## GIVEN EXERCISE
The entries below should be transcribed in their entirety, exactly as written.

□ □ □ □ □ □ □

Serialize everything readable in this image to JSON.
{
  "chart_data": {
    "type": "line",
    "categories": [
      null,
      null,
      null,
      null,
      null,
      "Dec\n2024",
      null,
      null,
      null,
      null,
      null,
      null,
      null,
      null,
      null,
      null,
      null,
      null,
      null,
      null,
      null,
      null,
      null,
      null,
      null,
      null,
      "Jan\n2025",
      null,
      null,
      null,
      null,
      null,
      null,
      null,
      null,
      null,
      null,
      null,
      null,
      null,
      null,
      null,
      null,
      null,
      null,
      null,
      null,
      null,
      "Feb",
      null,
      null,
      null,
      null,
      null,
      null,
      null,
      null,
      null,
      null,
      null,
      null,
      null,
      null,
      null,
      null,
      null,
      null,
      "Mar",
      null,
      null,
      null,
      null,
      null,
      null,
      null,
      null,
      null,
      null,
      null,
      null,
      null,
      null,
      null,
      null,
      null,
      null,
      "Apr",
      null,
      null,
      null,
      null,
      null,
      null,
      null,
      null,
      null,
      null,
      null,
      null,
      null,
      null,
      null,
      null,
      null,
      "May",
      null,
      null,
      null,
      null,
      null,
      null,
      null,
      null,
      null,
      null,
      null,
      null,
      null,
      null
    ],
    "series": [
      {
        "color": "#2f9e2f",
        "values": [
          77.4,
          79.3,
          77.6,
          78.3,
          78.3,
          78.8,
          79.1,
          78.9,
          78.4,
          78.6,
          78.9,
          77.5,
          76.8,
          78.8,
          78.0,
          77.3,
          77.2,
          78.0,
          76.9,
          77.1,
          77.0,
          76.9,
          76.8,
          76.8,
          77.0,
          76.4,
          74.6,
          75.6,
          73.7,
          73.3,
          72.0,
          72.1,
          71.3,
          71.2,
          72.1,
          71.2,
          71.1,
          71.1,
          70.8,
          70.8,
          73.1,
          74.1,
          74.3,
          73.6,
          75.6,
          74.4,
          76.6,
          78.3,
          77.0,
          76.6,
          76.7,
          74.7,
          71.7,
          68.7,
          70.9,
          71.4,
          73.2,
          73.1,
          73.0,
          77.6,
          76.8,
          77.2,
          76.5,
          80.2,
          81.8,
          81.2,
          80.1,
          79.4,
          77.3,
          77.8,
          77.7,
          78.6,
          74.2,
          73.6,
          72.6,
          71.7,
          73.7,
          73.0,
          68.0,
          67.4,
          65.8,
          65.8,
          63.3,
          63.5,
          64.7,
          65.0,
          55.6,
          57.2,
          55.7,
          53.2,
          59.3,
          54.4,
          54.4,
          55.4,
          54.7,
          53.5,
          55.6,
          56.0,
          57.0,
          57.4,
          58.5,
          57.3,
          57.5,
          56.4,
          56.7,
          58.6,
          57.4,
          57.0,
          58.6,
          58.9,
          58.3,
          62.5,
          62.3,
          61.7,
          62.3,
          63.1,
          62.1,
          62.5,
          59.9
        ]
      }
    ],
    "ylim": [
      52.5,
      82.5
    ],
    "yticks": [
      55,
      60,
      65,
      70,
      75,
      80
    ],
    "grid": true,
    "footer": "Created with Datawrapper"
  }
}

□ □ □ □ □ □ □

## RESULT OF THE EXERCISE
Serialize everything readable in this image to JSON.
{
  "chart_data": {
    "type": "line",
    "categories": [
      null,
      null,
      null,
      null,
      null,
      "Dec\n2024",
      null,
      null,
      null,
      null,
      null,
      null,
      null,
      null,
      null,
      null,
      null,
      null,
      null,
      null,
      null,
      null,
      null,
      null,
      null,
      null,
      "Jan\n2025",
      null,
      null,
      null,
      null,
      null,
      null,
      null,
      null,
      null,
      null,
      null,
      null,
      null,
      null,
      null,
      null,
      null,
      null,
      null,
      null,
      null,
      "Feb",
      null,
      null,
      null,
      null,
      null,
      null,
      null,
      null,
      null,
      null,
      null,
      null,
      null,
      null,
      null,
      null,
      null,
      null,
      "Mar",
      null,
      null,
      null,
      null,
      null,
      null,
      null,
      null,
      null,
      null,
      null,
      null,
      null,
      null,
      null,
      null,
      null,
      null,
      "Apr",
      null,
      null,
      null,
      null,
      null,
      null,
      null,
      null,
      null,
      null,
      null,
      null,
      null,
      null,
      null,
      null,
      null,
      "May",
      null,
      null,
      null,
      null,
      null,
      null,
      null,
      null,
      null,
      null,
      null,
      null,
      null,
      null
    ],
    "series": [
      {
        "color": "#2f9e2f",
        "values": [
          77.4,
          79.3,
          77.6,
          78.3,
          78.3,
          78.8,
          79.1,
          78.9,
          78.4,
          78.6,
          78.9,
          77.5,
          76.8,
          78.8,
          78.0,
          77.3,
          77.2,
          78.0,
          76.9,
          77.1,
          77.0,
          76.9,
          76.8,
          76.8,
          77.0,
          76.4,
          74.6,
          75.6,
          73.7,
          73.3,
          72.0,
          72.1,
          71.3,
          71.2,
          72.1,
          71.2,
          71.1,
          71.1,
          70.8,
          70.8,
          73.1,
          74.1,
          74.3,
          73.6,
          75.6,
          74.4,
          76.6,
          78.3,
          77.0,
          76.6,
          76.7,
          74.7,
          71.7,
          68.7,
          70.9,
          71.4,
          73.2,
          73.1,
          73.0,
          77.6,
          76.8,
          77.2,
          76.5,
          80.2,
          81.8,
          81.2,
          80.1,
          79.4,
          77.3,
          77.8,
          77.7,
          78.6,
          74.2,
          73.6,
          72.6,
          71.7,
          73.7,
          73.0,
          68.0,
          67.4,
          65.8,
          65.8,
          63.3,
          63.5,
          64.7,
          65.0,
          55.6,
          57.2,
          55.7,
          53.2,
          59.3,
          54.4,
          54.4,
          55.4,
          54.7,
          53.5,
          55.6,
          56.0,
          57.0,
          57.4,
          58.5,
          57.3,
          57.5,
          56.4,
          56.7,
          58.6,
          57.4,
          57.0,
          58.6,
          58.9,
          58.3,
          62.5,
          62.3,
          61.7,
          62.3,
          63.1,
          62.1,
          62.5,
          59.9
        ]
      }
    ],
    "ylim": [
      52.5,
      82.5
    ],
    "yticks": [
      55,
      60,
      65,
      70,
      75,
      80
    ],
    "grid": true,
    "footer": "Created with Datawrapper"
  }
}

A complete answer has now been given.